= Job =
Identify and copy all lines of the material where the string "Tăng" is found.

= Input for this task =
**********
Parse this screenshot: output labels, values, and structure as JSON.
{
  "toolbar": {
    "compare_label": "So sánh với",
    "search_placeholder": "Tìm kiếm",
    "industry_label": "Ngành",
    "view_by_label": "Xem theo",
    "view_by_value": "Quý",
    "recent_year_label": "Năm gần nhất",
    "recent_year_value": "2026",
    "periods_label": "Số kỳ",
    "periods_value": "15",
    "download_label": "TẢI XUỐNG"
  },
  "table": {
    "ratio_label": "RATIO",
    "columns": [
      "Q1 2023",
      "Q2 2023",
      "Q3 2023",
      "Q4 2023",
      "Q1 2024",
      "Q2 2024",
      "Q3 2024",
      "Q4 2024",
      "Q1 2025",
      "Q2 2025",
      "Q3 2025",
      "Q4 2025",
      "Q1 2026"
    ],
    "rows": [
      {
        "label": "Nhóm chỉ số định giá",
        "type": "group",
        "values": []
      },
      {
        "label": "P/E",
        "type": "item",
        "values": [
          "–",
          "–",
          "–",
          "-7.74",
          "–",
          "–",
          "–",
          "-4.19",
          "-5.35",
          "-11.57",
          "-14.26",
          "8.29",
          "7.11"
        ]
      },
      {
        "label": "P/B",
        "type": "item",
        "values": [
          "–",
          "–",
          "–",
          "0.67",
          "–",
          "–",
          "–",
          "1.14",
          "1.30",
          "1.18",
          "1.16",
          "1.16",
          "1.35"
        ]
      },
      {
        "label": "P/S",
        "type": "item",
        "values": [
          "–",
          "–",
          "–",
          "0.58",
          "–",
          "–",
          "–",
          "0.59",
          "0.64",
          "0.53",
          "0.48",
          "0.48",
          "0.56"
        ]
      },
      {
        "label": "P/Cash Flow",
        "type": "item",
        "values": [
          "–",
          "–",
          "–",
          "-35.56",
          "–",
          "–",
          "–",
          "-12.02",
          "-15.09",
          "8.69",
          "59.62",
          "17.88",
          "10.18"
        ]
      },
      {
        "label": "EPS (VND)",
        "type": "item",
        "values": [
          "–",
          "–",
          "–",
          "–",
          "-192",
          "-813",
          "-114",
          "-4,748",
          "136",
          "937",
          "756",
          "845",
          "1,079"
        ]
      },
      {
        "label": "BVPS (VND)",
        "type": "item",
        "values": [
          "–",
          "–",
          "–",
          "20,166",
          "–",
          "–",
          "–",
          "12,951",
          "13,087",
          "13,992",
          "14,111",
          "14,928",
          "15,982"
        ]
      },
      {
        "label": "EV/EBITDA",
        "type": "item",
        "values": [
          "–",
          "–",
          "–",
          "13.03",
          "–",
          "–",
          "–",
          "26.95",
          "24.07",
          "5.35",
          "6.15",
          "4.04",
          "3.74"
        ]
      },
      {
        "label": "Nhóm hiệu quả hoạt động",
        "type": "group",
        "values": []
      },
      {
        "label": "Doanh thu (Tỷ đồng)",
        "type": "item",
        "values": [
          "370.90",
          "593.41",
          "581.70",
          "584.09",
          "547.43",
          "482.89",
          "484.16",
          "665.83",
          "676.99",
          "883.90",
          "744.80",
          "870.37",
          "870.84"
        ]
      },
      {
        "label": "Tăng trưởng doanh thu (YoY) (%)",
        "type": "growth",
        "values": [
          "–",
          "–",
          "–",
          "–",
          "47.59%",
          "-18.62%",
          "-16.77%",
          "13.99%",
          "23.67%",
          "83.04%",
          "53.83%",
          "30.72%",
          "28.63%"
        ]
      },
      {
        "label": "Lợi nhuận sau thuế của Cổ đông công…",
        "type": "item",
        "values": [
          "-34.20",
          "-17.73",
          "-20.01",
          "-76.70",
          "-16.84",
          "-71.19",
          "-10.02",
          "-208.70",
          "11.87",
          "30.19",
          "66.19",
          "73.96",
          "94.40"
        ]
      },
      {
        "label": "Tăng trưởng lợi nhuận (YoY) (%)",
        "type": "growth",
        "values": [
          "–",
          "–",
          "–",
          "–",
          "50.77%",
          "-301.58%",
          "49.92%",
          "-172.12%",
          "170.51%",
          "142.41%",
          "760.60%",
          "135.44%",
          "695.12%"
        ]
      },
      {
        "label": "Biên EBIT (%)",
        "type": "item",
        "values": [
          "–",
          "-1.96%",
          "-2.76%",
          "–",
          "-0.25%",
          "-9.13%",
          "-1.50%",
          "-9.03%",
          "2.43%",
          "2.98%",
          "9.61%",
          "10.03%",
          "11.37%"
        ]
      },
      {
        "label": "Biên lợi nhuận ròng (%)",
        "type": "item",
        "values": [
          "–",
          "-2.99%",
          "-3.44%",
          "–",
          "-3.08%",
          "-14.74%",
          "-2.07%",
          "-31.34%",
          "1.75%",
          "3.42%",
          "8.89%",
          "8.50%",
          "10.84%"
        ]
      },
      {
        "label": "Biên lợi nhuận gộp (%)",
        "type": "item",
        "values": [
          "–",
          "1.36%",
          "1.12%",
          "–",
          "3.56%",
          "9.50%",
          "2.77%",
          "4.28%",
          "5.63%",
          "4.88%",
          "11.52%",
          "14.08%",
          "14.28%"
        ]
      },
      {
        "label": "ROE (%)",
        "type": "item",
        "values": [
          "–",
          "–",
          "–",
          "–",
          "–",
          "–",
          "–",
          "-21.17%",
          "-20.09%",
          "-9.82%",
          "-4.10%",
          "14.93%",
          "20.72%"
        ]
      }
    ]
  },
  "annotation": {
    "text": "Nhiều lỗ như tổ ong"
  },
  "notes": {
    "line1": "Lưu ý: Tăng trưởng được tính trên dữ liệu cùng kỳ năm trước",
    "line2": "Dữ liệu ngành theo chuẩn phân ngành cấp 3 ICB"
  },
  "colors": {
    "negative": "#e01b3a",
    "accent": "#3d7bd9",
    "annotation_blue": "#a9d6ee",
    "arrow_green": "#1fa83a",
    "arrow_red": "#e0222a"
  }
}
**********
= Problem solution =
        "label": "Tăng trưởng doanh thu (YoY) (%)",
        "label": "Tăng trưởng lợi nhuận (YoY) (%)",
    "line1": "Lưu ý: Tăng trưởng được tính trên dữ liệu cùng kỳ năm trước",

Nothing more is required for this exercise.